╔══

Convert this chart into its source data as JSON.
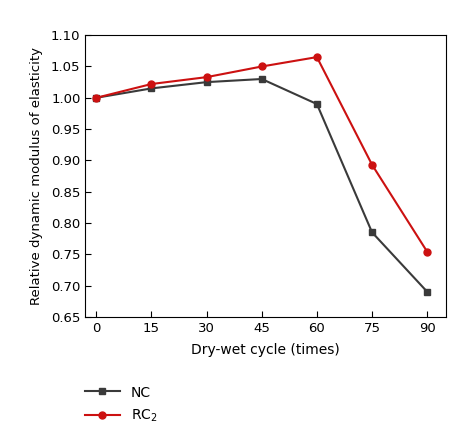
{
  "x": [
    0,
    15,
    30,
    45,
    60,
    75,
    90
  ],
  "NC_y": [
    1.0,
    1.015,
    1.025,
    1.03,
    0.99,
    0.785,
    0.69
  ],
  "RC2_y": [
    1.0,
    1.022,
    1.033,
    1.05,
    1.065,
    0.893,
    0.754
  ],
  "NC_color": "#3a3a3a",
  "RC2_color": "#cc1111",
  "NC_label": "NC",
  "RC2_label": "RC$_2$",
  "xlabel": "Dry-wet cycle (times)",
  "ylabel": "Relative dynamic modulus of elasticity",
  "xlim": [
    -3,
    95
  ],
  "ylim": [
    0.65,
    1.1
  ],
  "yticks": [
    0.65,
    0.7,
    0.75,
    0.8,
    0.85,
    0.9,
    0.95,
    1.0,
    1.05,
    1.1
  ],
  "xticks": [
    0,
    15,
    30,
    45,
    60,
    75,
    90
  ],
  "background_color": "#ffffff"
}
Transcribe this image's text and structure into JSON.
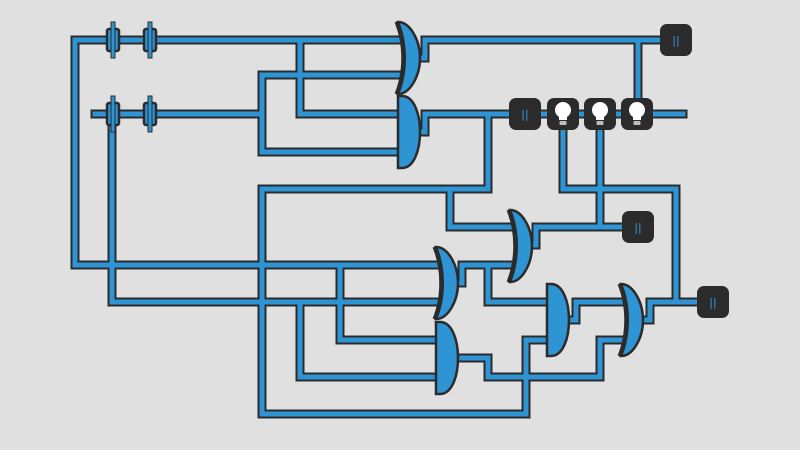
{
  "board": {
    "colors": {
      "background": "#e0e0e0",
      "wire": "#2f94d4",
      "outline": "#2b2b2b",
      "node": "#2b2b2b",
      "node_text": "#3a9ee0",
      "bulb": "#ffffff"
    },
    "nodes": {
      "out_top": {
        "symbol": "||"
      },
      "mid_left": {
        "symbol": "||"
      },
      "mid_right": {
        "symbol": "||"
      },
      "right_end": {
        "symbol": "||"
      }
    },
    "bulbs": [
      {
        "icon": "lightbulb-icon",
        "state": "on"
      },
      {
        "icon": "lightbulb-icon",
        "state": "on"
      },
      {
        "icon": "lightbulb-icon",
        "state": "on"
      }
    ],
    "inputs": [
      {
        "icon": "toggle-switch-icon"
      },
      {
        "icon": "toggle-switch-icon"
      },
      {
        "icon": "toggle-switch-icon"
      },
      {
        "icon": "toggle-switch-icon"
      }
    ]
  }
}
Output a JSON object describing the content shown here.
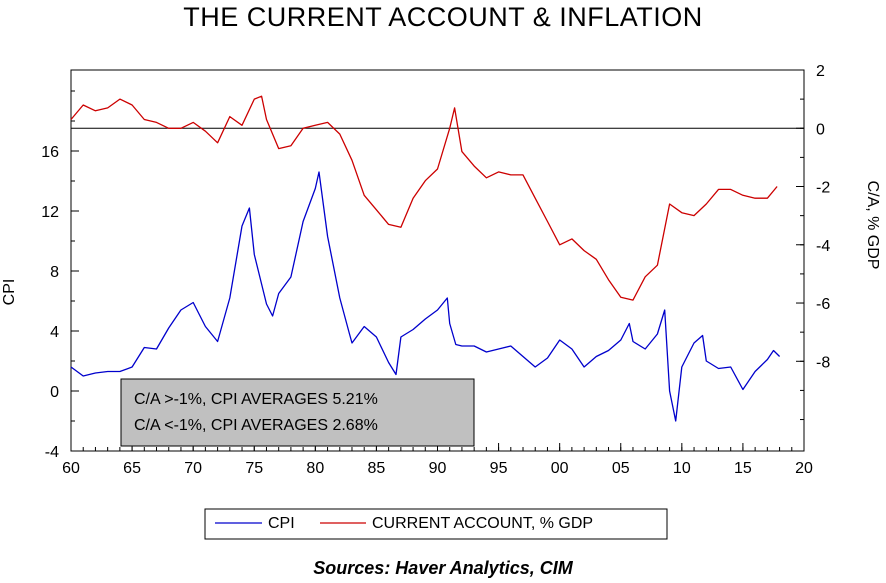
{
  "chart_data": {
    "type": "line",
    "title": "THE CURRENT ACCOUNT & INFLATION",
    "ylabel_left": "CPI",
    "ylabel_right": "C/A, % GDP",
    "source": "Sources:  Haver Analytics, CIM",
    "x_range": [
      1960,
      2020
    ],
    "x_tick_values": [
      1960,
      1965,
      1970,
      1975,
      1980,
      1985,
      1990,
      1995,
      2000,
      2005,
      2010,
      2015,
      2020
    ],
    "x_tick_labels": [
      "60",
      "65",
      "70",
      "75",
      "80",
      "85",
      "90",
      "95",
      "00",
      "05",
      "10",
      "15",
      "20"
    ],
    "left_axis": {
      "range": [
        -4,
        21.4
      ],
      "tick_values": [
        -4,
        0,
        4,
        8,
        12,
        16
      ],
      "tick_labels": [
        "-4",
        "0",
        "4",
        "8",
        "12",
        "16"
      ]
    },
    "right_axis": {
      "range": [
        -11.08,
        2
      ],
      "tick_values": [
        -8,
        -6,
        -4,
        -2,
        0,
        2
      ],
      "tick_labels": [
        "-8",
        "-6",
        "-4",
        "-2",
        "0",
        "2"
      ]
    },
    "grid": false,
    "zero_line_axis": "right",
    "legend_position": "bottom",
    "annotation": [
      "C/A >-1%, CPI AVERAGES 5.21%",
      "C/A <-1%, CPI AVERAGES 2.68%"
    ],
    "series": [
      {
        "name": "CPI",
        "axis": "left",
        "color": "#0000cc",
        "x": [
          1960,
          1961,
          1962,
          1963,
          1964,
          1965,
          1966,
          1967,
          1968,
          1969,
          1970,
          1971,
          1972,
          1973,
          1974,
          1974.6,
          1975,
          1976,
          1976.5,
          1977,
          1978,
          1979,
          1980,
          1980.3,
          1981,
          1982,
          1982.8,
          1983,
          1984,
          1985,
          1986,
          1986.6,
          1987,
          1988,
          1989,
          1990,
          1990.8,
          1991,
          1991.5,
          1992,
          1993,
          1994,
          1995,
          1996,
          1997,
          1998,
          1999,
          2000,
          2001,
          2002,
          2003,
          2004,
          2005,
          2005.7,
          2006,
          2007,
          2008,
          2008.6,
          2009,
          2009.5,
          2010,
          2011,
          2011.7,
          2012,
          2013,
          2014,
          2015,
          2016,
          2017,
          2017.5,
          2018
        ],
        "y": [
          1.6,
          1.0,
          1.2,
          1.3,
          1.3,
          1.6,
          2.9,
          2.8,
          4.2,
          5.4,
          5.9,
          4.3,
          3.3,
          6.2,
          11.0,
          12.2,
          9.1,
          5.8,
          5.0,
          6.5,
          7.6,
          11.3,
          13.5,
          14.6,
          10.3,
          6.2,
          3.8,
          3.2,
          4.3,
          3.6,
          1.9,
          1.1,
          3.6,
          4.1,
          4.8,
          5.4,
          6.2,
          4.5,
          3.1,
          3.0,
          3.0,
          2.6,
          2.8,
          3.0,
          2.3,
          1.6,
          2.2,
          3.4,
          2.8,
          1.6,
          2.3,
          2.7,
          3.4,
          4.5,
          3.3,
          2.8,
          3.8,
          5.4,
          0.0,
          -2.0,
          1.6,
          3.2,
          3.7,
          2.0,
          1.5,
          1.6,
          0.1,
          1.3,
          2.1,
          2.7,
          2.3
        ]
      },
      {
        "name": "CURRENT ACCOUNT, % GDP",
        "axis": "right",
        "color": "#cc0000",
        "x": [
          1960,
          1961,
          1962,
          1963,
          1964,
          1965,
          1966,
          1967,
          1968,
          1969,
          1970,
          1971,
          1972,
          1973,
          1974,
          1975,
          1975.6,
          1976,
          1977,
          1978,
          1979,
          1980,
          1981,
          1982,
          1983,
          1984,
          1985,
          1986,
          1987,
          1988,
          1989,
          1990,
          1991,
          1991.4,
          1992,
          1993,
          1994,
          1995,
          1996,
          1997,
          1998,
          1999,
          2000,
          2001,
          2002,
          2003,
          2004,
          2005,
          2006,
          2007,
          2008,
          2009,
          2010,
          2011,
          2012,
          2013,
          2014,
          2015,
          2016,
          2017,
          2017.8
        ],
        "y": [
          0.3,
          0.8,
          0.6,
          0.7,
          1.0,
          0.8,
          0.3,
          0.2,
          0.0,
          0.0,
          0.2,
          -0.1,
          -0.5,
          0.4,
          0.1,
          1.0,
          1.1,
          0.3,
          -0.7,
          -0.6,
          0.0,
          0.1,
          0.2,
          -0.2,
          -1.1,
          -2.3,
          -2.8,
          -3.3,
          -3.4,
          -2.4,
          -1.8,
          -1.4,
          0.0,
          0.7,
          -0.8,
          -1.3,
          -1.7,
          -1.5,
          -1.6,
          -1.6,
          -2.4,
          -3.2,
          -4.0,
          -3.8,
          -4.2,
          -4.5,
          -5.2,
          -5.8,
          -5.9,
          -5.1,
          -4.7,
          -2.6,
          -2.9,
          -3.0,
          -2.6,
          -2.1,
          -2.1,
          -2.3,
          -2.4,
          -2.4,
          -2.0
        ]
      }
    ]
  }
}
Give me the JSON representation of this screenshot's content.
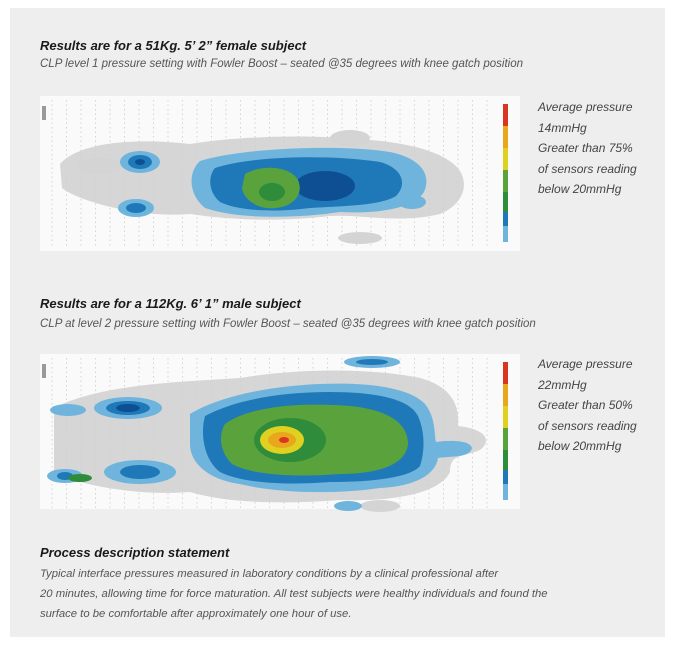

╚══

■ **GIVEN EXERCISE**
Of the lines above, copy each that contains "CURRENT".

■ **COMPLETE RESPONSE**
    "title": "THE CURRENT ACCOUNT & INFLATION",
        "name": "CURRENT ACCOUNT, % GDP",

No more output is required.